* [Chart and figure data]
══════════

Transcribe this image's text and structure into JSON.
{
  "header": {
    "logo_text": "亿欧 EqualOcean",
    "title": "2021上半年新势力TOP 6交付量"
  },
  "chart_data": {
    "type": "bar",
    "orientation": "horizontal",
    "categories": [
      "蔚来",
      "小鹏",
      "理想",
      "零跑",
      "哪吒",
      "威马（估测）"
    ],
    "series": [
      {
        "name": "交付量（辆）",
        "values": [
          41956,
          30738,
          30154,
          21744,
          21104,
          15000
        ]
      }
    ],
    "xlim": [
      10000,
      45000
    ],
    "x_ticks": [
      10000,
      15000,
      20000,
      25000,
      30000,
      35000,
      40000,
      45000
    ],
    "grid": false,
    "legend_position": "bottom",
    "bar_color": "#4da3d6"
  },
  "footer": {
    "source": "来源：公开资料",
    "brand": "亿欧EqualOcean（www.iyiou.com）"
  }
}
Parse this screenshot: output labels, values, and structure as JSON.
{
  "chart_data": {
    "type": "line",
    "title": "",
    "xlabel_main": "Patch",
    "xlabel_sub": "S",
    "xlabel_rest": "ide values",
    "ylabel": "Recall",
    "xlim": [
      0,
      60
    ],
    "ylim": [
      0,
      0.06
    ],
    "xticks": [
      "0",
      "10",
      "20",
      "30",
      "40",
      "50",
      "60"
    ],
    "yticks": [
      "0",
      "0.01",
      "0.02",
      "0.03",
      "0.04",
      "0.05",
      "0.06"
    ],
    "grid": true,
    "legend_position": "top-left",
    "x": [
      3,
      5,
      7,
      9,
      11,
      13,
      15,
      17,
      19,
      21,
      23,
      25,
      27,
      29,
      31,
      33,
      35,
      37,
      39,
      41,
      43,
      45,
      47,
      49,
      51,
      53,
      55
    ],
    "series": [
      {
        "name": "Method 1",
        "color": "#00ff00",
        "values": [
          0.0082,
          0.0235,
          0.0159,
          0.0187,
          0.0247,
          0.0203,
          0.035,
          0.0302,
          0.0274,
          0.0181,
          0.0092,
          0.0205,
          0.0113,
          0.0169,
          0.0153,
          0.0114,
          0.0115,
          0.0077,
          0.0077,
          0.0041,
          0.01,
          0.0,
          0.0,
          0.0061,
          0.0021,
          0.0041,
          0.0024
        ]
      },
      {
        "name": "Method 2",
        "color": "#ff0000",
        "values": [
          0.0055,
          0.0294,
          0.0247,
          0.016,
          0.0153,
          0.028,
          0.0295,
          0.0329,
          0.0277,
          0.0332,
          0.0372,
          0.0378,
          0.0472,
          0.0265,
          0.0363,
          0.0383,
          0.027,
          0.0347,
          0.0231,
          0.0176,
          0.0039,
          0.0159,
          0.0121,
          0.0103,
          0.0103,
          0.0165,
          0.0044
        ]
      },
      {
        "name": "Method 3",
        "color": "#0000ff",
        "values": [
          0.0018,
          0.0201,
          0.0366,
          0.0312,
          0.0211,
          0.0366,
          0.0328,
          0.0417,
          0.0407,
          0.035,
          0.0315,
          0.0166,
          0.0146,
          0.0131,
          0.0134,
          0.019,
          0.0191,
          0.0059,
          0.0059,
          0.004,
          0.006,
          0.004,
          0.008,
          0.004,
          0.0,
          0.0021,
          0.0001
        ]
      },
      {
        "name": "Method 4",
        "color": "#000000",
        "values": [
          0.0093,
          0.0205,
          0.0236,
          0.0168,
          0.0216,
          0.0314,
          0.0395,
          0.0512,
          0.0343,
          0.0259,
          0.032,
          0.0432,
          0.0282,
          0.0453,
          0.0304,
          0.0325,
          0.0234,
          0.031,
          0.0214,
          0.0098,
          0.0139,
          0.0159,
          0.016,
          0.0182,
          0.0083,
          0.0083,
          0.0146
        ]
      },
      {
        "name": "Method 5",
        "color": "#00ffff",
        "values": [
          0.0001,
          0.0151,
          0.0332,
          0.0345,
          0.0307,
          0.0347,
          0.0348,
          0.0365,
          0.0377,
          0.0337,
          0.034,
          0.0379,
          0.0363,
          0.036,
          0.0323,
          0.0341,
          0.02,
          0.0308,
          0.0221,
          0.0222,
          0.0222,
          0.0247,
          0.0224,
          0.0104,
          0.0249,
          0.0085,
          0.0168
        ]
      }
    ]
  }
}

══════════

* [EXERCISE REQUIREMENTS]
Set down all of the records shown above once more, exactly.

* [THE REPLY]
Transcribe this image's text and structure into JSON.
{
  "header": {
    "logo_text": "亿欧 EqualOcean",
    "title": "2021上半年新势力TOP 6交付量"
  },
  "chart_data": {
    "type": "bar",
    "orientation": "horizontal",
    "categories": [
      "蔚来",
      "小鹏",
      "理想",
      "零跑",
      "哪吒",
      "威马（估测）"
    ],
    "series": [
      {
        "name": "交付量（辆）",
        "values": [
          41956,
          30738,
          30154,
          21744,
          21104,
          15000
        ]
      }
    ],
    "xlim": [
      10000,
      45000
    ],
    "x_ticks": [
      10000,
      15000,
      20000,
      25000,
      30000,
      35000,
      40000,
      45000
    ],
    "grid": false,
    "legend_position": "bottom",
    "bar_color": "#4da3d6"
  },
  "footer": {
    "source": "来源：公开资料",
    "brand": "亿欧EqualOcean（www.iyiou.com）"
  }
}
Parse this screenshot: output labels, values, and structure as JSON.
{
  "chart_data": {
    "type": "line",
    "title": "",
    "xlabel_main": "Patch",
    "xlabel_sub": "S",
    "xlabel_rest": "ide values",
    "ylabel": "Recall",
    "xlim": [
      0,
      60
    ],
    "ylim": [
      0,
      0.06
    ],
    "xticks": [
      "0",
      "10",
      "20",
      "30",
      "40",
      "50",
      "60"
    ],
    "yticks": [
      "0",
      "0.01",
      "0.02",
      "0.03",
      "0.04",
      "0.05",
      "0.06"
    ],
    "grid": true,
    "legend_position": "top-left",
    "x": [
      3,
      5,
      7,
      9,
      11,
      13,
      15,
      17,
      19,
      21,
      23,
      25,
      27,
      29,
      31,
      33,
      35,
      37,
      39,
      41,
      43,
      45,
      47,
      49,
      51,
      53,
      55
    ],
    "series": [
      {
        "name": "Method 1",
        "color": "#00ff00",
        "values": [
          0.0082,
          0.0235,
          0.0159,
          0.0187,
          0.0247,
          0.0203,
          0.035,
          0.0302,
          0.0274,
          0.0181,
          0.0092,
          0.0205,
          0.0113,
          0.0169,
          0.0153,
          0.0114,
          0.0115,
          0.0077,
          0.0077,
          0.0041,
          0.01,
          0.0,
          0.0,
          0.0061,
          0.0021,
          0.0041,
          0.0024
        ]
      },
      {
        "name": "Method 2",
        "color": "#ff0000",
        "values": [
          0.0055,
          0.0294,
          0.0247,
          0.016,
          0.0153,
          0.028,
          0.0295,
          0.0329,
          0.0277,
          0.0332,
          0.0372,
          0.0378,
          0.0472,
          0.0265,
          0.0363,
          0.0383,
          0.027,
          0.0347,
          0.0231,
          0.0176,
          0.0039,
          0.0159,
          0.0121,
          0.0103,
          0.0103,
          0.0165,
          0.0044
        ]
      },
      {
        "name": "Method 3",
        "color": "#0000ff",
        "values": [
          0.0018,
          0.0201,
          0.0366,
          0.0312,
          0.0211,
          0.0366,
          0.0328,
          0.0417,
          0.0407,
          0.035,
          0.0315,
          0.0166,
          0.0146,
          0.0131,
          0.0134,
          0.019,
          0.0191,
          0.0059,
          0.0059,
          0.004,
          0.006,
          0.004,
          0.008,
          0.004,
          0.0,
          0.0021,
          0.0001
        ]
      },
      {
        "name": "Method 4",
        "color": "#000000",
        "values": [
          0.0093,
          0.0205,
          0.0236,
          0.0168,
          0.0216,
          0.0314,
          0.0395,
          0.0512,
          0.0343,
          0.0259,
          0.032,
          0.0432,
          0.0282,
          0.0453,
          0.0304,
          0.0325,
          0.0234,
          0.031,
          0.0214,
          0.0098,
          0.0139,
          0.0159,
          0.016,
          0.0182,
          0.0083,
          0.0083,
          0.0146
        ]
      },
      {
        "name": "Method 5",
        "color": "#00ffff",
        "values": [
          0.0001,
          0.0151,
          0.0332,
          0.0345,
          0.0307,
          0.0347,
          0.0348,
          0.0365,
          0.0377,
          0.0337,
          0.034,
          0.0379,
          0.0363,
          0.036,
          0.0323,
          0.0341,
          0.02,
          0.0308,
          0.0221,
          0.0222,
          0.0222,
          0.0247,
          0.0224,
          0.0104,
          0.0249,
          0.0085,
          0.0168
        ]
      }
    ]
  }
}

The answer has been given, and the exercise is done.